--- Short problem ---
Find the lines holding the string "Contabilização" in the data, then copy all of them.

--- start Provided data ---

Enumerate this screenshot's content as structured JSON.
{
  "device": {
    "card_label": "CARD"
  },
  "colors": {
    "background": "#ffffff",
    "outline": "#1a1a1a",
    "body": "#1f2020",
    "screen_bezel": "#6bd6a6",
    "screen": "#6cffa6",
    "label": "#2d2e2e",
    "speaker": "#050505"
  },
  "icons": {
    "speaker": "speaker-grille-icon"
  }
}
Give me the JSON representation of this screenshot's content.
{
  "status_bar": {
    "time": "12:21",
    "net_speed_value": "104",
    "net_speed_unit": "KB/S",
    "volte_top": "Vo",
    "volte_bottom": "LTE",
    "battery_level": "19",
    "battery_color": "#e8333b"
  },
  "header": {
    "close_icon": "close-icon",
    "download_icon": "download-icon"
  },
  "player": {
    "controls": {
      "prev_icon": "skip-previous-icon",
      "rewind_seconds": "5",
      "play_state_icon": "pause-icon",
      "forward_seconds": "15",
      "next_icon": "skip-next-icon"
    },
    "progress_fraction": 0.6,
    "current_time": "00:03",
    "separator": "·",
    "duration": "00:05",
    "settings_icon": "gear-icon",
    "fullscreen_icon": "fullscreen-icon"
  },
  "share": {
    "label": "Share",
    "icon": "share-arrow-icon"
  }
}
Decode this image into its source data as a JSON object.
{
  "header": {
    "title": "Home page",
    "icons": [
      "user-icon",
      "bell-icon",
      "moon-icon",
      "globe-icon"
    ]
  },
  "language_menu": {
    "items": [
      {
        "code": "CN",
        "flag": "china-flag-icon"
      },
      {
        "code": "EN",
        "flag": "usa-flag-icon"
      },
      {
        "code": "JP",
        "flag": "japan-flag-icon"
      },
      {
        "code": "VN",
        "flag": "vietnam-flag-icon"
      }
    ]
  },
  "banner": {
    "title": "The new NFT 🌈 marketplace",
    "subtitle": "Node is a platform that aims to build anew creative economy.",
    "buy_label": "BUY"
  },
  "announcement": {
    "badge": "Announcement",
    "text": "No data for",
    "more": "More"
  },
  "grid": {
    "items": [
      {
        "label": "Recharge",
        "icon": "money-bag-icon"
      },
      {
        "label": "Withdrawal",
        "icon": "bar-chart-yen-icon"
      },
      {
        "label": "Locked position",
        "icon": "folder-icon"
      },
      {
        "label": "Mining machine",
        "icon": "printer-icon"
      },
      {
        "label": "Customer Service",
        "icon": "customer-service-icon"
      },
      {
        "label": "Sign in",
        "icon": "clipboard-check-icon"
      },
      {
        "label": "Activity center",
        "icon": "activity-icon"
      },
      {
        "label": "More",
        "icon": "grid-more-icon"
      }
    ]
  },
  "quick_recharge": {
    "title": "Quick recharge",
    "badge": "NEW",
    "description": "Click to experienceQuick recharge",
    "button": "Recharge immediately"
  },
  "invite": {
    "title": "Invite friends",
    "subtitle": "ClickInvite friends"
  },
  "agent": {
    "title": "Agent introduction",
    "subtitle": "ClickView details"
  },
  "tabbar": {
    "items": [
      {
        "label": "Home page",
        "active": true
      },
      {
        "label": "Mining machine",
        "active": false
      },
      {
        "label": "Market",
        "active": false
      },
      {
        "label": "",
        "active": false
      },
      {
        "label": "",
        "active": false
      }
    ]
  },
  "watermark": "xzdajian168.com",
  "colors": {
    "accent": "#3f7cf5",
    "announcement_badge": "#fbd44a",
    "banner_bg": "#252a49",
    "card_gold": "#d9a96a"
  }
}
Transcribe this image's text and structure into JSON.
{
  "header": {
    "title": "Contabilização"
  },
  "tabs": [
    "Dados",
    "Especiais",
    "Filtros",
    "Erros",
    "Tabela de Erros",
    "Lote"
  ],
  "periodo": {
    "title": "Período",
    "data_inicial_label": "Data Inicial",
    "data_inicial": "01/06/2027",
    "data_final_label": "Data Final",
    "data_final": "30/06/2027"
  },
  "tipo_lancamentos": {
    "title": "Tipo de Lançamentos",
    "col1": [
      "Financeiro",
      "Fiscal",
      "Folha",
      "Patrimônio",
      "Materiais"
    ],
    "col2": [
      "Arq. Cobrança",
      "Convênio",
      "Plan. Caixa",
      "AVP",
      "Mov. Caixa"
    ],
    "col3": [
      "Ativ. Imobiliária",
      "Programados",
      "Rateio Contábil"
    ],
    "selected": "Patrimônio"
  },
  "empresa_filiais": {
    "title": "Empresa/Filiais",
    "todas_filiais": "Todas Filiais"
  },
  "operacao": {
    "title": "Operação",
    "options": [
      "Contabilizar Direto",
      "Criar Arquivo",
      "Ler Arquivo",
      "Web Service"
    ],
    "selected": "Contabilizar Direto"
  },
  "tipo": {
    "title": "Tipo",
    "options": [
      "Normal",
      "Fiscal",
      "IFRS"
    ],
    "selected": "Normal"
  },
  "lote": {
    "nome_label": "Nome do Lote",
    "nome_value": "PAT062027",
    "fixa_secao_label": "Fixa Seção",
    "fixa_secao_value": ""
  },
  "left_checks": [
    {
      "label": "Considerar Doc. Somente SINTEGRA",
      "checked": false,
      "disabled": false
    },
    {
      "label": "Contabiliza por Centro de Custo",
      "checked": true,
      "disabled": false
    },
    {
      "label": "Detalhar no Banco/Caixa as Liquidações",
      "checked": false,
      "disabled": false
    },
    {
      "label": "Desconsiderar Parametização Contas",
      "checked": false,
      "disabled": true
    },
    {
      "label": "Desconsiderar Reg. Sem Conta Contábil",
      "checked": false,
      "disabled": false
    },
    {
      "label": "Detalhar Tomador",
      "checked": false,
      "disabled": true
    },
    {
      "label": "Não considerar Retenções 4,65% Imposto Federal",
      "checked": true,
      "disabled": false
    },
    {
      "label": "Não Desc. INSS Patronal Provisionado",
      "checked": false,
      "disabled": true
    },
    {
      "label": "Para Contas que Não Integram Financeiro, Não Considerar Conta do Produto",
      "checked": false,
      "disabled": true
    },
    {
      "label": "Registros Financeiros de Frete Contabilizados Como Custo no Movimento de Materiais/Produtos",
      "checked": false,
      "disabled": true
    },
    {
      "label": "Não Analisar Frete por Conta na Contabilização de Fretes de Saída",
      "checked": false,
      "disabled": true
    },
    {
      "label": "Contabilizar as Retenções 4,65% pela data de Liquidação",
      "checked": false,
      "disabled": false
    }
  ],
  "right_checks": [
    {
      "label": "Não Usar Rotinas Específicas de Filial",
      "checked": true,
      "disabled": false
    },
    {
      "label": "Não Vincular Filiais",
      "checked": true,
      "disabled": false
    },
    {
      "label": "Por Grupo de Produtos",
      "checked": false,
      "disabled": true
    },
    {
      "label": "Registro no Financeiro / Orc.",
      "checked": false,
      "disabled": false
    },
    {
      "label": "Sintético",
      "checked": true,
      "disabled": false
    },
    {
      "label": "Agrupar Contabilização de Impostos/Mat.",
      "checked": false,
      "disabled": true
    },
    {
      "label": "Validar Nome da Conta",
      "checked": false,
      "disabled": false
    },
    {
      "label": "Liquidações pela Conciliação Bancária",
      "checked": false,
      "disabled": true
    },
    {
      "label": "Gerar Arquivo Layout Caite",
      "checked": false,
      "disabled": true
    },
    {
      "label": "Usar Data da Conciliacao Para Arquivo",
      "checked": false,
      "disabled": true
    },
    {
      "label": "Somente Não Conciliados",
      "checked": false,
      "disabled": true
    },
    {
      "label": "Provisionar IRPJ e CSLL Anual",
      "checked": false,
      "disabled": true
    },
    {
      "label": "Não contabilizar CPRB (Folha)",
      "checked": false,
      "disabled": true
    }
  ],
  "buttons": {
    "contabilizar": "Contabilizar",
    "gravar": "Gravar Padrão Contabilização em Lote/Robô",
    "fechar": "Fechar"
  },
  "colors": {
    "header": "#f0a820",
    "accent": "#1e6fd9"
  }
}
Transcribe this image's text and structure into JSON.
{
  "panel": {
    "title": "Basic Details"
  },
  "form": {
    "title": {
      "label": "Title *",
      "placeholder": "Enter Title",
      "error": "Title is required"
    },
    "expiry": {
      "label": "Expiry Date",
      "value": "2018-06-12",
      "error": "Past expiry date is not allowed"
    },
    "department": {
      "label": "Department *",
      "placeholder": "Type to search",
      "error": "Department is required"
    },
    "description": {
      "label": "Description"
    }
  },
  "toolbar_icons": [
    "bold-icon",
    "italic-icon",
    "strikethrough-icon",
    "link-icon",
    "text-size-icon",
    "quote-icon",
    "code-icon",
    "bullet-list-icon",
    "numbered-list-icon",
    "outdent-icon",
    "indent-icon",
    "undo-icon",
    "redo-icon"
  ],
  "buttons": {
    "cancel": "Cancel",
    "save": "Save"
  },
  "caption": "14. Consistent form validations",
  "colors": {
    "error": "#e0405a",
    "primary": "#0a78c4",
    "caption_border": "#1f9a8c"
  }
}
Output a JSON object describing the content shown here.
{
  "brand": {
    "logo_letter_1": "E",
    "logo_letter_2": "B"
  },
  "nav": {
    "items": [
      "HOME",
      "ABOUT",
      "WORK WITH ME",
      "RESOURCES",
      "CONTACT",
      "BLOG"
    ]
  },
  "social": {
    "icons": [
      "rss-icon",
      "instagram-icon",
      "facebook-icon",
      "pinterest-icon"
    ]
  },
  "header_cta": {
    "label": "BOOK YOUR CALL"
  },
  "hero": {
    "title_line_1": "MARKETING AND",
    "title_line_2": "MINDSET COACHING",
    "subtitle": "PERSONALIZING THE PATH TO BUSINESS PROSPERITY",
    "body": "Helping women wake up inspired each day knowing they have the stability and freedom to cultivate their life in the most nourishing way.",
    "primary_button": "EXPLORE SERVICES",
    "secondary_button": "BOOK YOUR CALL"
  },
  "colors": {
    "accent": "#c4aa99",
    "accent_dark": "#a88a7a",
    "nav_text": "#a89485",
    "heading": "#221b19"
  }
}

--- end Provided data ---

--- Result of this exercise ---
    "title": "Contabilização"
      "label": "Não Analisar Frete por Conta na Contabilização de Fretes de Saída",
      "label": "Agrupar Contabilização de Impostos/Mat.",
    "gravar": "Gravar Padrão Contabilização em Lote/Robô",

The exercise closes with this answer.